WHAT THIS TASK INVOLVES = The records below are to be repeated in full, exactly as they are.

MATERIALS PROVIDED =
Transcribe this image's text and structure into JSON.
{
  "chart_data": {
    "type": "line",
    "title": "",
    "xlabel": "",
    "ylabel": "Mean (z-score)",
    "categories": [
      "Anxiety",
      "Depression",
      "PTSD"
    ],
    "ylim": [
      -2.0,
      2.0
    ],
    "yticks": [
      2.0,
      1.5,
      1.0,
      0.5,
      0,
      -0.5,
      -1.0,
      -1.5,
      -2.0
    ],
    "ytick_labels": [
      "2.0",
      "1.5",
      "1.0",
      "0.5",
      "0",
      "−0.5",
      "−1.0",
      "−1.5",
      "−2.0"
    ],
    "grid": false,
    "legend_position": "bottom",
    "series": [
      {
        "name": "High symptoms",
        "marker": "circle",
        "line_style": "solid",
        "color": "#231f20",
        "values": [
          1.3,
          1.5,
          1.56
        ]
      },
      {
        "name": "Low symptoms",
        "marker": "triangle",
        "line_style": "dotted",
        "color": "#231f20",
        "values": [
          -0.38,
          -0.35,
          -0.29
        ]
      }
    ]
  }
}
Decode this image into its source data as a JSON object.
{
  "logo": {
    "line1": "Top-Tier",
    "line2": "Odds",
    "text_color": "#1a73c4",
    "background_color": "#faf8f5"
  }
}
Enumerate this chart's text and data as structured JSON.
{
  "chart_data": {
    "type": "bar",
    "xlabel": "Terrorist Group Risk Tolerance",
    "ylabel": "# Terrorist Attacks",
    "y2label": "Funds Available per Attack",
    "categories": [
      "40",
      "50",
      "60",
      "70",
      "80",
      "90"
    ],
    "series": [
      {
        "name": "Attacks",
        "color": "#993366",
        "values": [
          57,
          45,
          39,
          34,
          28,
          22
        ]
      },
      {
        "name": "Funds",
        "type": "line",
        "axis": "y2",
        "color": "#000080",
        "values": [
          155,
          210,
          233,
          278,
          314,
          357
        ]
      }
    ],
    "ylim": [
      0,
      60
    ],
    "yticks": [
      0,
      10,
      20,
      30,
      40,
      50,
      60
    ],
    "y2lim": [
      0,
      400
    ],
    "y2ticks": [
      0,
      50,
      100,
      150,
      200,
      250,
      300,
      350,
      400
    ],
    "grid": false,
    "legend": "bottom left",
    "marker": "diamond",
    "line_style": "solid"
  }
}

ANSWER TO THE TASK =
Transcribe this image's text and structure into JSON.
{
  "chart_data": {
    "type": "line",
    "title": "",
    "xlabel": "",
    "ylabel": "Mean (z-score)",
    "categories": [
      "Anxiety",
      "Depression",
      "PTSD"
    ],
    "ylim": [
      -2.0,
      2.0
    ],
    "yticks": [
      2.0,
      1.5,
      1.0,
      0.5,
      0,
      -0.5,
      -1.0,
      -1.5,
      -2.0
    ],
    "ytick_labels": [
      "2.0",
      "1.5",
      "1.0",
      "0.5",
      "0",
      "−0.5",
      "−1.0",
      "−1.5",
      "−2.0"
    ],
    "grid": false,
    "legend_position": "bottom",
    "series": [
      {
        "name": "High symptoms",
        "marker": "circle",
        "line_style": "solid",
        "color": "#231f20",
        "values": [
          1.3,
          1.5,
          1.56
        ]
      },
      {
        "name": "Low symptoms",
        "marker": "triangle",
        "line_style": "dotted",
        "color": "#231f20",
        "values": [
          -0.38,
          -0.35,
          -0.29
        ]
      }
    ]
  }
}
Decode this image into its source data as a JSON object.
{
  "logo": {
    "line1": "Top-Tier",
    "line2": "Odds",
    "text_color": "#1a73c4",
    "background_color": "#faf8f5"
  }
}
Enumerate this chart's text and data as structured JSON.
{
  "chart_data": {
    "type": "bar",
    "xlabel": "Terrorist Group Risk Tolerance",
    "ylabel": "# Terrorist Attacks",
    "y2label": "Funds Available per Attack",
    "categories": [
      "40",
      "50",
      "60",
      "70",
      "80",
      "90"
    ],
    "series": [
      {
        "name": "Attacks",
        "color": "#993366",
        "values": [
          57,
          45,
          39,
          34,
          28,
          22
        ]
      },
      {
        "name": "Funds",
        "type": "line",
        "axis": "y2",
        "color": "#000080",
        "values": [
          155,
          210,
          233,
          278,
          314,
          357
        ]
      }
    ],
    "ylim": [
      0,
      60
    ],
    "yticks": [
      0,
      10,
      20,
      30,
      40,
      50,
      60
    ],
    "y2lim": [
      0,
      400
    ],
    "y2ticks": [
      0,
      50,
      100,
      150,
      200,
      250,
      300,
      350,
      400
    ],
    "grid": false,
    "legend": "bottom left",
    "marker": "diamond",
    "line_style": "solid"
  }
}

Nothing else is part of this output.